All lines below must be repeated exactly, with the pictures omitted.

* start The input *

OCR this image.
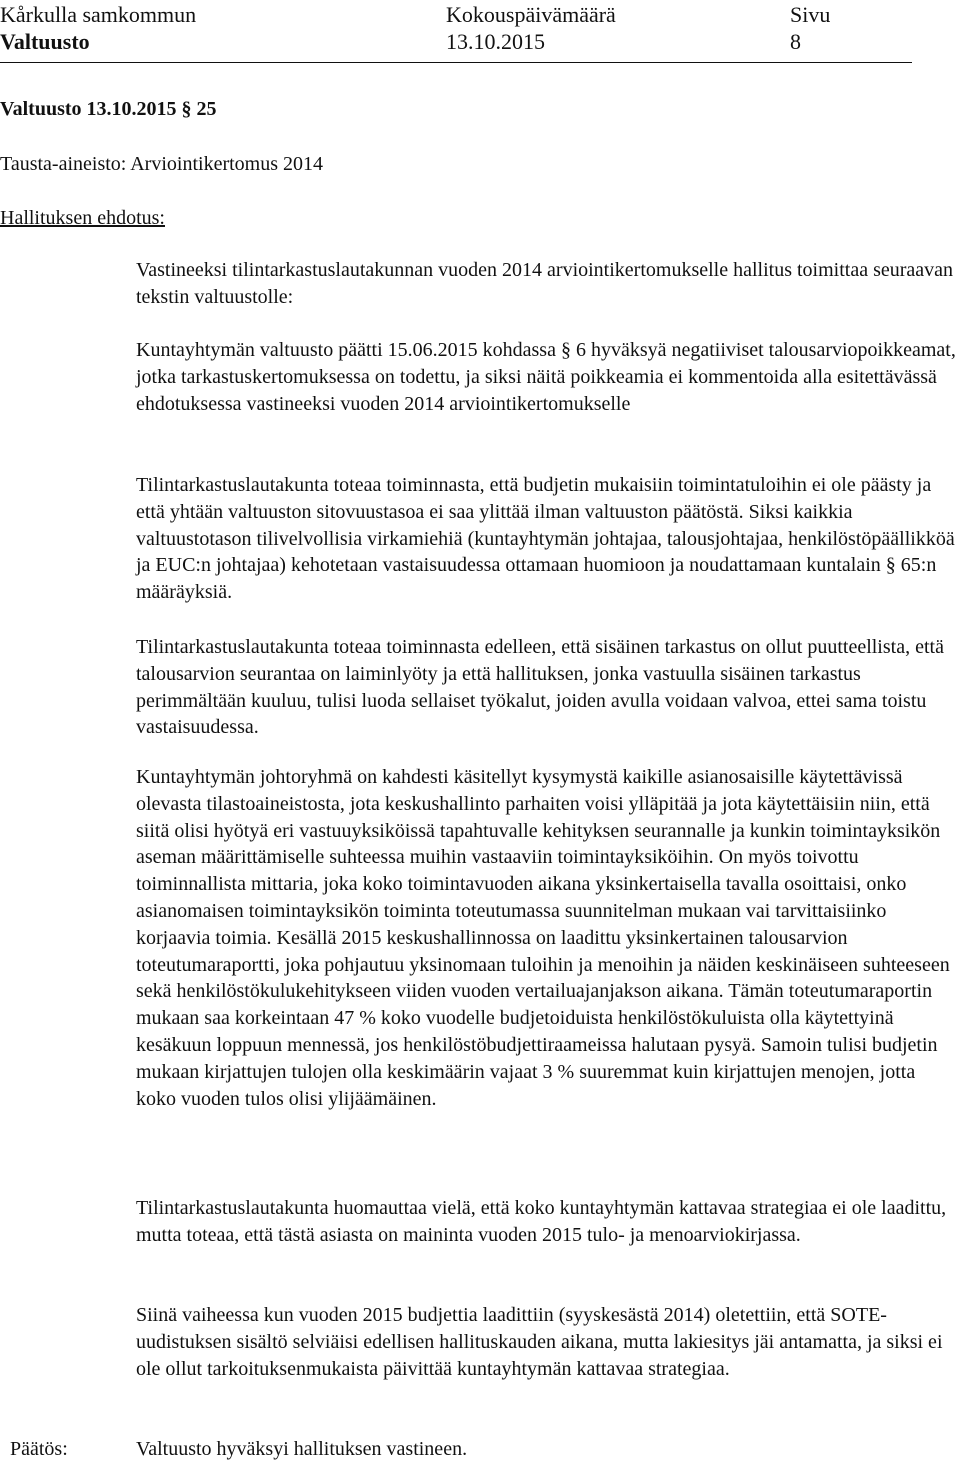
Kårkulla samkommun
Valtuusto
Kokouspäivämäärä
13.10.2015
Sivu
8
Valtuusto 13.10.2015 § 25
Tausta-aineisto: Arviointikertomus 2014
Hallituksen ehdotus:

Vastineeksi tilintarkastuslautakunnan vuoden 2014 arviointikertomukselle hallitus toimittaa seuraavan tekstin valtuustolle:

Kuntayhtymän valtuusto päätti 15.06.2015 kohdassa § 6 hyväksyä negatiiviset talousarviopoikkeamat, jotka tarkastuskertomuksessa on todettu, ja siksi näitä poikkeamia ei kommentoida alla esitettävässä ehdotuksessa vastineeksi vuoden 2014 arviointikertomukselle

Tilintarkastuslautakunta toteaa toiminnasta, että budjetin mukaisiin toimintatuloihin ei ole päästy ja että yhtään valtuuston sitovuustasoa ei saa ylittää ilman valtuuston päätöstä. Siksi kaikkia valtuustotason tilivelvollisia virkamiehiä (kuntayhtymän johtajaa, talousjohtajaa, henkilöstöpäällikköä ja EUC:n johtajaa) kehotetaan vastaisuudessa ottamaan huomioon ja noudattamaan kuntalain § 65:n määräyksiä.

Tilintarkastuslautakunta toteaa toiminnasta edelleen, että sisäinen tarkastus on ollut puutteellista, että talousarvion seurantaa on laiminlyöty ja että hallituksen, jonka vastuulla sisäinen tarkastus perimmältään kuuluu, tulisi luoda sellaiset työkalut, joiden avulla voidaan valvoa, ettei sama toistu vastaisuudessa.

Kuntayhtymän johtoryhmä on kahdesti käsitellyt kysymystä kaikille asianosaisille käytettävissä olevasta tilastoaineistosta, jota keskushallinto parhaiten voisi ylläpitää ja jota käytettäisiin niin, että siitä olisi hyötyä eri vastuuyksiköissä tapahtuvalle kehityksen seurannalle ja kunkin toimintayksikön aseman määrittämiselle suhteessa muihin vastaaviin toimintayksiköihin. On myös toivottu toiminnallista mittaria, joka koko toimintavuoden aikana yksinkertaisella tavalla osoittaisi, onko asianomaisen toimintayksikön toiminta toteutumassa suunnitelman mukaan vai tarvittaisiinko korjaavia toimia. Kesällä 2015 keskushallinnossa on laadittu yksinkertainen talousarvion toteutumaraportti, joka pohjautuu yksinomaan tuloihin ja menoihin ja näiden keskinäiseen suhteeseen sekä henkilöstökulukehitykseen viiden vuoden vertailuajanjakson aikana. Tämän toteutumaraportin mukaan saa korkeintaan 47 % koko vuodelle budjetoiduista henkilöstökuluista olla käytettyinä kesäkuun loppuun mennessä, jos henkilöstöbudjettiraameissa halutaan pysyä. Samoin tulisi budjetin mukaan kirjattujen tulojen olla keskimäärin vajaat 3 % suuremmat kuin kirjattujen menojen, jotta koko vuoden tulos olisi ylijäämäinen.

Tilintarkastuslautakunta huomauttaa vielä, että koko kuntayhtymän kattavaa strategiaa ei ole laadittu, mutta toteaa, että tästä asiasta on maininta vuoden 2015 tulo- ja menoarviokirjassa.

Siinä vaiheessa kun vuoden 2015 budjettia laadittiin (syyskesästä 2014) oletettiin, että SOTE-uudistuksen sisältö selviäisi edellisen hallituskauden aikana, mutta lakiesitys jäi antamatta, ja siksi ei ole ollut tarkoituksenmukaista päivittää kuntayhtymän kattavaa strategiaa.

Päätös:	Valtuusto hyväksyi hallituksen vastineen.
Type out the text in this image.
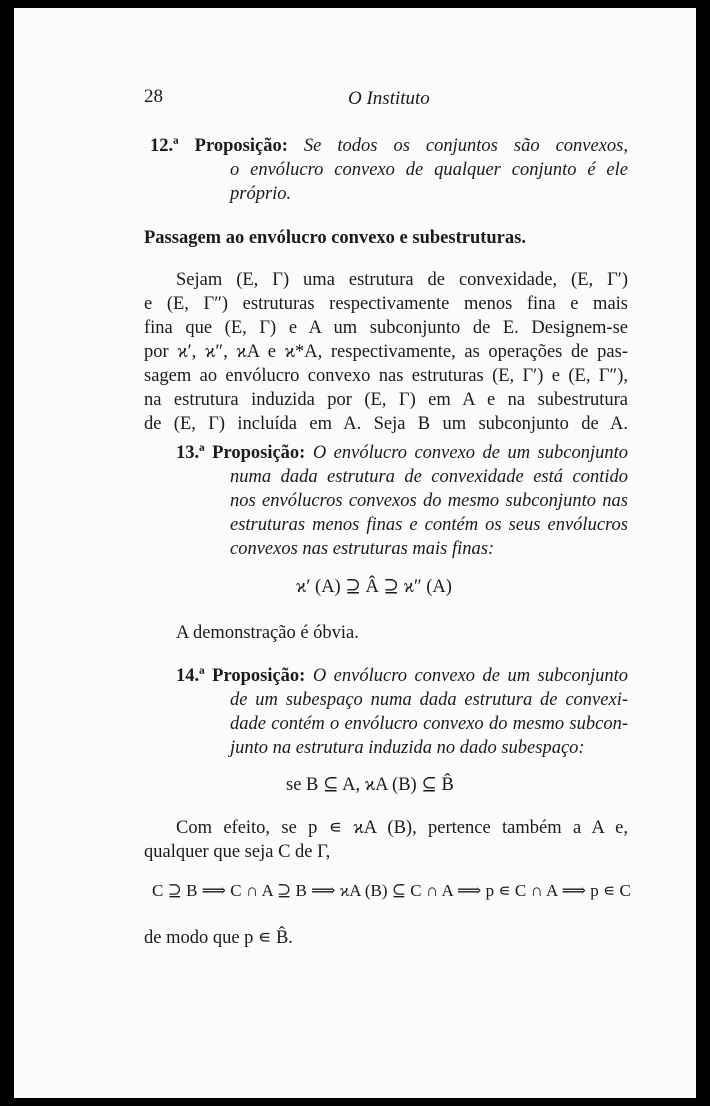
28	O Instituto
12.ª Proposição: Se todos os conjuntos são convexos,
o envólucro convexo de qualquer conjunto é ele
próprio.
Passagem ao envólucro convexo e subestruturas.
Sejam (E, Γ) uma estrutura de convexidade, (E, Γ′)
e (E, Γ″) estruturas respectivamente menos fina e mais
fina que (E, Γ) e A um subconjunto de E. Designem-se
por ϰ′, ϰ″, ϰA e ϰ*A, respectivamente, as operações de pas-
sagem ao envólucro convexo nas estruturas (E, Γ′) e (E, Γ″),
na estrutura induzida por (E, Γ) em A e na subestrutura
de (E, Γ) incluída em A. Seja B um subconjunto de A.
13.ª Proposição: O envólucro convexo de um subconjunto
numa dada estrutura de convexidade está contido
nos envólucros convexos do mesmo subconjunto nas
estruturas menos finas e contém os seus envólucros
convexos nas estruturas mais finas:
ϰ′ (A) ⊇ Â ⊇ ϰ″ (A)
A demonstração é óbvia.
14.ª Proposição: O envólucro convexo de um subconjunto
de um subespaço numa dada estrutura de convexi-
dade contém o envólucro convexo do mesmo subcon-
junto na estrutura induzida no dado subespaço:
se B ⊆ A, ϰA (B) ⊆ B̂
Com efeito, se p ∊ ϰA (B), pertence também a A e,
qualquer que seja C de Γ,
C ⊇ B ⟹ C ∩ A ⊇ B ⟹ ϰA (B) ⊆ C ∩ A ⟹ p ∊ C ∩ A ⟹ p ∊ C
de modo que p ∊ B̂.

* end The input *

▶ **Solution to this exercise**
OCR this image.
Kårkulla samkommun
Valtuusto
Kokouspäivämäärä
13.10.2015
Sivu
8
Valtuusto 13.10.2015 § 25
Tausta-aineisto: Arviointikertomus 2014
Hallituksen ehdotus:

Vastineeksi tilintarkastuslautakunnan vuoden 2014 arviointikertomukselle hallitus toimittaa seuraavan tekstin valtuustolle:

Kuntayhtymän valtuusto päätti 15.06.2015 kohdassa § 6 hyväksyä negatiiviset talousarviopoikkeamat, jotka tarkastuskertomuksessa on todettu, ja siksi näitä poikkeamia ei kommentoida alla esitettävässä ehdotuksessa vastineeksi vuoden 2014 arviointikertomukselle

Tilintarkastuslautakunta toteaa toiminnasta, että budjetin mukaisiin toimintatuloihin ei ole päästy ja että yhtään valtuuston sitovuustasoa ei saa ylittää ilman valtuuston päätöstä. Siksi kaikkia valtuustotason tilivelvollisia virkamiehiä (kuntayhtymän johtajaa, talousjohtajaa, henkilöstöpäällikköä ja EUC:n johtajaa) kehotetaan vastaisuudessa ottamaan huomioon ja noudattamaan kuntalain § 65:n määräyksiä.

Tilintarkastuslautakunta toteaa toiminnasta edelleen, että sisäinen tarkastus on ollut puutteellista, että talousarvion seurantaa on laiminlyöty ja että hallituksen, jonka vastuulla sisäinen tarkastus perimmältään kuuluu, tulisi luoda sellaiset työkalut, joiden avulla voidaan valvoa, ettei sama toistu vastaisuudessa.

Kuntayhtymän johtoryhmä on kahdesti käsitellyt kysymystä kaikille asianosaisille käytettävissä olevasta tilastoaineistosta, jota keskushallinto parhaiten voisi ylläpitää ja jota käytettäisiin niin, että siitä olisi hyötyä eri vastuuyksiköissä tapahtuvalle kehityksen seurannalle ja kunkin toimintayksikön aseman määrittämiselle suhteessa muihin vastaaviin toimintayksiköihin. On myös toivottu toiminnallista mittaria, joka koko toimintavuoden aikana yksinkertaisella tavalla osoittaisi, onko asianomaisen toimintayksikön toiminta toteutumassa suunnitelman mukaan vai tarvittaisiinko korjaavia toimia. Kesällä 2015 keskushallinnossa on laadittu yksinkertainen talousarvion toteutumaraportti, joka pohjautuu yksinomaan tuloihin ja menoihin ja näiden keskinäiseen suhteeseen sekä henkilöstökulukehitykseen viiden vuoden vertailuajanjakson aikana. Tämän toteutumaraportin mukaan saa korkeintaan 47 % koko vuodelle budjetoiduista henkilöstökuluista olla käytettyinä kesäkuun loppuun mennessä, jos henkilöstöbudjettiraameissa halutaan pysyä. Samoin tulisi budjetin mukaan kirjattujen tulojen olla keskimäärin vajaat 3 % suuremmat kuin kirjattujen menojen, jotta koko vuoden tulos olisi ylijäämäinen.

Tilintarkastuslautakunta huomauttaa vielä, että koko kuntayhtymän kattavaa strategiaa ei ole laadittu, mutta toteaa, että tästä asiasta on maininta vuoden 2015 tulo- ja menoarviokirjassa.

Siinä vaiheessa kun vuoden 2015 budjettia laadittiin (syyskesästä 2014) oletettiin, että SOTE-uudistuksen sisältö selviäisi edellisen hallituskauden aikana, mutta lakiesitys jäi antamatta, ja siksi ei ole ollut tarkoituksenmukaista päivittää kuntayhtymän kattavaa strategiaa.

Päätös:	Valtuusto hyväksyi hallituksen vastineen.
Type out the text in this image.
28	O Instituto
12.ª Proposição: Se todos os conjuntos são convexos,
o envólucro convexo de qualquer conjunto é ele
próprio.
Passagem ao envólucro convexo e subestruturas.
Sejam (E, Γ) uma estrutura de convexidade, (E, Γ′)
e (E, Γ″) estruturas respectivamente menos fina e mais
fina que (E, Γ) e A um subconjunto de E. Designem-se
por ϰ′, ϰ″, ϰA e ϰ*A, respectivamente, as operações de pas-
sagem ao envólucro convexo nas estruturas (E, Γ′) e (E, Γ″),
na estrutura induzida por (E, Γ) em A e na subestrutura
de (E, Γ) incluída em A. Seja B um subconjunto de A.
13.ª Proposição: O envólucro convexo de um subconjunto
numa dada estrutura de convexidade está contido
nos envólucros convexos do mesmo subconjunto nas
estruturas menos finas e contém os seus envólucros
convexos nas estruturas mais finas:
ϰ′ (A) ⊇ Â ⊇ ϰ″ (A)
A demonstração é óbvia.
14.ª Proposição: O envólucro convexo de um subconjunto
de um subespaço numa dada estrutura de convexi-
dade contém o envólucro convexo do mesmo subcon-
junto na estrutura induzida no dado subespaço:
se B ⊆ A, ϰA (B) ⊆ B̂
Com efeito, se p ∊ ϰA (B), pertence também a A e,
qualquer que seja C de Γ,
C ⊇ B ⟹ C ∩ A ⊇ B ⟹ ϰA (B) ⊆ C ∩ A ⟹ p ∊ C ∩ A ⟹ p ∊ C
de modo que p ∊ B̂.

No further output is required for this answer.